Trecho fornecido:
☆ ☆ ☆ ☆ ☆
Colunista Empiricus

Caio Mesquita: A conta chegará amanhã

08 maio 2021, 12:04 - atualizado em 07 maio 2021, 18:37
Joe Biden
Em menos de quatro meses no poder, Joe Biden liberou nada menos que US$ 6 trilhões em três pacotes destinados a estimular a economia americana (Imagem: REUTERS/Kevin Lamarque)

Durante a última corrida eleitoral americana, Donald Trump, seguindo seus instintos de comediante stand-up, tentou emplacar o apelido de “Sleepy Joe” no seu adversário. 

Não colou.

Diferentemente do pleito anterior, em que a alcunha “Crooked Hillary” (Hillary Desonesta) fez estragos na chapa adversária, a candidatura do então presidente não conseguiu fixar no imaginário coletivo a impressão de sonolência de Joe Biden.

Quando olhamos o balanço do início do governo Biden, a sabedoria popular parece fazer sentido.
☆ ☆ ☆ ☆ ☆
Material fornecido:
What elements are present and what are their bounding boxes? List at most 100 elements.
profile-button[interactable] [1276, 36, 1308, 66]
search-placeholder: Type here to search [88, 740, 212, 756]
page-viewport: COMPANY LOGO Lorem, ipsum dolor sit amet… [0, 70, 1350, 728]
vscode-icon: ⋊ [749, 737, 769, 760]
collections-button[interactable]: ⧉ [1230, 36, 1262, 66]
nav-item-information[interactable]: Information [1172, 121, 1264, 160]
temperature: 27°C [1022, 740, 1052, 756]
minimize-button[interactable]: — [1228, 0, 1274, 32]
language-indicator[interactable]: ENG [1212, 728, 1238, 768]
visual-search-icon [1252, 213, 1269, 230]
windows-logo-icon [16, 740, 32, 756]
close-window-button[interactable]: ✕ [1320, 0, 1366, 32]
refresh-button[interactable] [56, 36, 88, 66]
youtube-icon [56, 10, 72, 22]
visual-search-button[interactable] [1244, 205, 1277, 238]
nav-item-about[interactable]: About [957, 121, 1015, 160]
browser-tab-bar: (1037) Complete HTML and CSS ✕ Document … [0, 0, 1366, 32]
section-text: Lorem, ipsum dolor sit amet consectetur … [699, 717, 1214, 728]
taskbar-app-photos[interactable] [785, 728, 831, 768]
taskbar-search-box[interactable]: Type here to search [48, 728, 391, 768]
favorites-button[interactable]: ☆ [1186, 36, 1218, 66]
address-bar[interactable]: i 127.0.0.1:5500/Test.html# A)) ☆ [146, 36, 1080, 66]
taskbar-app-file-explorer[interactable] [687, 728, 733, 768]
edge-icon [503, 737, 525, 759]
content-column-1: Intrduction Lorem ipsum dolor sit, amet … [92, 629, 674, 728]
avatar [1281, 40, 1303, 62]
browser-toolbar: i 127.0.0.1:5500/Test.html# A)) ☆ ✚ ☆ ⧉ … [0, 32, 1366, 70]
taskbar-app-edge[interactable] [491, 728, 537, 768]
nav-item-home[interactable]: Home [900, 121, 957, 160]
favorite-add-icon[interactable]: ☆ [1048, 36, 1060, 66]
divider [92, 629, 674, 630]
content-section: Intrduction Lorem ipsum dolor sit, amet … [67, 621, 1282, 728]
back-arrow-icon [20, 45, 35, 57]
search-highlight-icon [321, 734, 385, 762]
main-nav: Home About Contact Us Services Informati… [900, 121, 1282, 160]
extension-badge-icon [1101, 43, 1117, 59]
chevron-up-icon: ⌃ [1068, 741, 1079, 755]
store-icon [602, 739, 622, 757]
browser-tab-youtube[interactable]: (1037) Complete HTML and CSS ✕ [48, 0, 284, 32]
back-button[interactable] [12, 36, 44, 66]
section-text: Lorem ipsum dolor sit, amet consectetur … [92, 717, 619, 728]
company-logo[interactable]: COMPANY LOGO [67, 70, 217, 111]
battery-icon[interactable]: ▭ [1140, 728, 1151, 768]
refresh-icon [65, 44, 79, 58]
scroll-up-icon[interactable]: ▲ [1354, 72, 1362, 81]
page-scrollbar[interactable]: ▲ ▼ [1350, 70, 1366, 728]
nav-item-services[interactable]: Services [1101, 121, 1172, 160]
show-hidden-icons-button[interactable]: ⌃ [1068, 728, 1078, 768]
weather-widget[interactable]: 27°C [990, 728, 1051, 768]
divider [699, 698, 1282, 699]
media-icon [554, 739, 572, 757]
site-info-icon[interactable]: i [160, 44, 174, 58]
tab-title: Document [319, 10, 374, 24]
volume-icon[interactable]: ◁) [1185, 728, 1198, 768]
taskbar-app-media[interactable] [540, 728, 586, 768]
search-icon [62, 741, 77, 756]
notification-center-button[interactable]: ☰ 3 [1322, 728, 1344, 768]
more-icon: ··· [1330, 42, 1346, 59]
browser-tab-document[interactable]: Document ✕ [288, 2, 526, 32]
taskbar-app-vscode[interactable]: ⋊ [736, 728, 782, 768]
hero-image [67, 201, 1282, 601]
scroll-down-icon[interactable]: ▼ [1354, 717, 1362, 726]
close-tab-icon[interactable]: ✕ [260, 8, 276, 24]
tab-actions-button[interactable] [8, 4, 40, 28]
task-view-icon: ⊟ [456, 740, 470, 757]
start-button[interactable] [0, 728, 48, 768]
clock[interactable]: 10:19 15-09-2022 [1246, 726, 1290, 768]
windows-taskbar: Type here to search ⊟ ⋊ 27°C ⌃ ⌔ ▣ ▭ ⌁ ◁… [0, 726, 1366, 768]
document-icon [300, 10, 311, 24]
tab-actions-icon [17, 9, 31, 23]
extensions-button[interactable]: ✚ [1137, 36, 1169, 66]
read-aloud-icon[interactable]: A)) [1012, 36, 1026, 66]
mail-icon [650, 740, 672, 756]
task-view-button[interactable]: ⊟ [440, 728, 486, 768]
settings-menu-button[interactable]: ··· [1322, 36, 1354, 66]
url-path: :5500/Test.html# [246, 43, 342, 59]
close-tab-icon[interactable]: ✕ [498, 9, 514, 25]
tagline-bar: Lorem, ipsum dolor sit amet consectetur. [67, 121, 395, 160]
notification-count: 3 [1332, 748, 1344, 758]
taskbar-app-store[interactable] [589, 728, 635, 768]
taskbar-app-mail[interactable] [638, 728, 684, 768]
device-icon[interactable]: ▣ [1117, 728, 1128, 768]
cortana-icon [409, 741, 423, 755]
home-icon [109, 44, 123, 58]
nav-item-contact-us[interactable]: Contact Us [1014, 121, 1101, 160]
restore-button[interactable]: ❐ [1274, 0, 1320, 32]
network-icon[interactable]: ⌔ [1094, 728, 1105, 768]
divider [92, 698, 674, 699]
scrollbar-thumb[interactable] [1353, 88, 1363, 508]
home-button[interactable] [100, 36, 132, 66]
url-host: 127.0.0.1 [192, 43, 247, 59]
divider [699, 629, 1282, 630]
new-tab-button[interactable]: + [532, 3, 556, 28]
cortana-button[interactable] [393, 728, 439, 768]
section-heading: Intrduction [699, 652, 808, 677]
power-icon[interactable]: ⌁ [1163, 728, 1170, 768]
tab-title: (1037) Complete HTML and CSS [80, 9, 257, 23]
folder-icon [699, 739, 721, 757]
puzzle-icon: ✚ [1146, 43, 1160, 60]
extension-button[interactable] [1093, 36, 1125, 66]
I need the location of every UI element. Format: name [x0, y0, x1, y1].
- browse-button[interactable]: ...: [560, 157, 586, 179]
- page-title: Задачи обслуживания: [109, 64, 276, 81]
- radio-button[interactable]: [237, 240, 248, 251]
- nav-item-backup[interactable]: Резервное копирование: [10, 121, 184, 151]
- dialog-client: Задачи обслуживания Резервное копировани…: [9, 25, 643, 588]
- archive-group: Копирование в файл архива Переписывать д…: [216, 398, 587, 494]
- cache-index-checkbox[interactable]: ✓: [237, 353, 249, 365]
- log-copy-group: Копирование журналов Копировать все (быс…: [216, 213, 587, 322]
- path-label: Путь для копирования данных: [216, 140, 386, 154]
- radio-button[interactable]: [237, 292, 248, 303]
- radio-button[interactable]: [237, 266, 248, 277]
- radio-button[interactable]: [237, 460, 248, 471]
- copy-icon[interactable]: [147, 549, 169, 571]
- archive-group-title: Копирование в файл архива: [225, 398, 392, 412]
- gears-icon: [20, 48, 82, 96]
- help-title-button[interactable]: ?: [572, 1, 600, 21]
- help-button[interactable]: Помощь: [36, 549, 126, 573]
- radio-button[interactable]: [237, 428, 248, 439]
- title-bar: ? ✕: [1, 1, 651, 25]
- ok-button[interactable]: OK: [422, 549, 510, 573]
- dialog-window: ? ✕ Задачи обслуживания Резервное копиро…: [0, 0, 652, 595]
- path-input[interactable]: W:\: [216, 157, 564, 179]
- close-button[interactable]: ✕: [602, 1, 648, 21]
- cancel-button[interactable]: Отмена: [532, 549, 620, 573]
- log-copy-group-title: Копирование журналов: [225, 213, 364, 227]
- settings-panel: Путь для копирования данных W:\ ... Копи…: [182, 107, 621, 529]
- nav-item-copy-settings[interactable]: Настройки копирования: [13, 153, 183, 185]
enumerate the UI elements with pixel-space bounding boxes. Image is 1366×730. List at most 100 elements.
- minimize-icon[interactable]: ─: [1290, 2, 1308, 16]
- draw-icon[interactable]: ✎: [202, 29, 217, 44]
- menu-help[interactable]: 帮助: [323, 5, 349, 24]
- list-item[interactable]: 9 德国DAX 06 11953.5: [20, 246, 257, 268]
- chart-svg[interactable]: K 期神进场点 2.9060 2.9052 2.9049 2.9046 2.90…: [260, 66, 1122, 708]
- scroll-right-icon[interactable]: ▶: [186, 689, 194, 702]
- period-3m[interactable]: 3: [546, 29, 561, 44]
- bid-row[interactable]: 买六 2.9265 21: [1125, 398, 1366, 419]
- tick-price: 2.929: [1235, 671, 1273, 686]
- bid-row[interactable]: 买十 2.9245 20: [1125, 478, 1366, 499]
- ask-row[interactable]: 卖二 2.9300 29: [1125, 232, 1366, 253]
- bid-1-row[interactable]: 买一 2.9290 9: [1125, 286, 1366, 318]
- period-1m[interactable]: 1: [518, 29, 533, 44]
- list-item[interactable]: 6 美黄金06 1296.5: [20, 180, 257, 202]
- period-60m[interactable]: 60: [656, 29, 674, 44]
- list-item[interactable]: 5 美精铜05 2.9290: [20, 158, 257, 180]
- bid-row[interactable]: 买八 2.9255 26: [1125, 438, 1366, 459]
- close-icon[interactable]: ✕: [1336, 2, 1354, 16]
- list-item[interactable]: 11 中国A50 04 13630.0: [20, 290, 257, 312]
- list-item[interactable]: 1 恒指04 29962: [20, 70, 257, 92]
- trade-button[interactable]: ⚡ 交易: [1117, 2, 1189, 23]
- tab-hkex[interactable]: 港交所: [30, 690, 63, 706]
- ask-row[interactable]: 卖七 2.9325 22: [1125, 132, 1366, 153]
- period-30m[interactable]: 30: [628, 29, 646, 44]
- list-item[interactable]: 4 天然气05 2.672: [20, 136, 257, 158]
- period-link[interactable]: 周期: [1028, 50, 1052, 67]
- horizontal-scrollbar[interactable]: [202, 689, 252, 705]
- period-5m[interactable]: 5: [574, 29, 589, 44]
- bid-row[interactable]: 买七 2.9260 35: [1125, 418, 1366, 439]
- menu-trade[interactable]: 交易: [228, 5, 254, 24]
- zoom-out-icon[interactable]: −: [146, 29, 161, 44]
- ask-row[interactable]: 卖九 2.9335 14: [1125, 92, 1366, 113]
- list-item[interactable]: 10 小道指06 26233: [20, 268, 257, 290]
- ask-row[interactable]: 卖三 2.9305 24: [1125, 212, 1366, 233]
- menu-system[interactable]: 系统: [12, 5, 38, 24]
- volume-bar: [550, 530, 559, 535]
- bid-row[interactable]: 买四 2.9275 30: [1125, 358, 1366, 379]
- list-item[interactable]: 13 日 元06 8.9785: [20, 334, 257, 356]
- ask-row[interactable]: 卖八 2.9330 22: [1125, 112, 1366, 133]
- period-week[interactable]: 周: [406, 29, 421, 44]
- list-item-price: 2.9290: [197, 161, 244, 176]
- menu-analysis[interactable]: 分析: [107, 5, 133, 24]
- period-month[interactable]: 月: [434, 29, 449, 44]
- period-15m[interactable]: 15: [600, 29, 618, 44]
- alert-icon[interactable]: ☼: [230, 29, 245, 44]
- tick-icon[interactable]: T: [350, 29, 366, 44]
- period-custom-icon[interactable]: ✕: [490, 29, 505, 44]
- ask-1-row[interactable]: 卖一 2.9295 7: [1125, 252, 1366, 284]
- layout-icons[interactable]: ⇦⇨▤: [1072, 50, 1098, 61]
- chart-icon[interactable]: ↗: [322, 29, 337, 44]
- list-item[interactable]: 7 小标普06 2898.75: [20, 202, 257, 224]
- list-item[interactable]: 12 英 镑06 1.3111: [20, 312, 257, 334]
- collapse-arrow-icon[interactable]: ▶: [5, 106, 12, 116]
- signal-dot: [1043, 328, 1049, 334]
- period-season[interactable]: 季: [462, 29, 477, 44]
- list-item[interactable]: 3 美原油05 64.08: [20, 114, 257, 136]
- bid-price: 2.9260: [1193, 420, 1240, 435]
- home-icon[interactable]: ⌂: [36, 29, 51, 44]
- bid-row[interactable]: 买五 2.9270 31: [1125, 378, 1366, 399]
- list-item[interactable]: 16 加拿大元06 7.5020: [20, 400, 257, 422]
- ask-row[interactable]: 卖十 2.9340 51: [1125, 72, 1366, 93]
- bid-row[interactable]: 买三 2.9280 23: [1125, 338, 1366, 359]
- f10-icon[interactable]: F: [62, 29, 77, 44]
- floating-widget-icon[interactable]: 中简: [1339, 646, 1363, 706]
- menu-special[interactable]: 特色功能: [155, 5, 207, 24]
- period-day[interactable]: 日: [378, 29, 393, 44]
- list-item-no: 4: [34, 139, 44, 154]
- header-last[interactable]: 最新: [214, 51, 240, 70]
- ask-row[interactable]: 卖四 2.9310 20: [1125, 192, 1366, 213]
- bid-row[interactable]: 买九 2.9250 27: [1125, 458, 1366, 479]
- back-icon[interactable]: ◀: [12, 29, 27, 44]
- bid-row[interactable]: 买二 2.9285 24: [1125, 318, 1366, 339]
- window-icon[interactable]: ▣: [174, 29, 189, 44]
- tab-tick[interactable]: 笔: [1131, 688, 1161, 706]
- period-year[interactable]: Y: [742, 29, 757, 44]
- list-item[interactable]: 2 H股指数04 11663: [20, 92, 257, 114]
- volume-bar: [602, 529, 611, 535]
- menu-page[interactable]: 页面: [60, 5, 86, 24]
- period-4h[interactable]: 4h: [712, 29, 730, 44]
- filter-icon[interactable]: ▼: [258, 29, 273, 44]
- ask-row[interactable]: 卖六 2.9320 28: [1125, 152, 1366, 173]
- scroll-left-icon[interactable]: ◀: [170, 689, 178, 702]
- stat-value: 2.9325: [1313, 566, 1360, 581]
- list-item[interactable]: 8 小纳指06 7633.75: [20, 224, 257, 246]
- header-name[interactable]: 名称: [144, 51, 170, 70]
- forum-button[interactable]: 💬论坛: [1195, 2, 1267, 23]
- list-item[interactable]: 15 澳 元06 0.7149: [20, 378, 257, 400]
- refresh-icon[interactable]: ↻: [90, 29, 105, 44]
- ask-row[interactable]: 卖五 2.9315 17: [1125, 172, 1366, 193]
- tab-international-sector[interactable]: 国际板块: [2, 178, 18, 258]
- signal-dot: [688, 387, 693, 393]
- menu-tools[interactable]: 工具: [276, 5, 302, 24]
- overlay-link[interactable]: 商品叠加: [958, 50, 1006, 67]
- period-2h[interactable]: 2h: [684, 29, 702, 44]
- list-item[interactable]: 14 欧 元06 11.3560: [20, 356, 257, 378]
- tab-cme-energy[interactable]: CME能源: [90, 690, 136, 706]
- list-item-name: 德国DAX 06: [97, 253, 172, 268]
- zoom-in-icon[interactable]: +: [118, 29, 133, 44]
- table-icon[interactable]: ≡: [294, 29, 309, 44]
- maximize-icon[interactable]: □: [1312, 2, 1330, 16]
☆ ☆ ☆ ☆ ☆
Instruções:
a – Resuma o parágrafo da coluna que começa com “Diferentemente do pleito anterior” e preserve seus fatos principais.
b – Copie, sem nenhuma alteração, a parte das entradas que abre com a primeira linha e fecha com a linha que contém "page-viewport: COMPANY LOGO", incluindo as duas.

Respostas por tarefa:
a – Ao contrário da eleição anterior, em que o apelido “Crooked Hillary” prejudicou a chapa adversária, a campanha do então presidente não conseguiu fazer o público associar Joe Biden à sonolência.

b –
What elements are present and what are their bounding boxes? List at most 100 elements.
profile-button[interactable] [1276, 36, 1308, 66]
search-placeholder: Type here to search [88, 740, 212, 756]
page-viewport: COMPANY LOGO Lorem, ipsum dolor sit amet… [0, 70, 1350, 728]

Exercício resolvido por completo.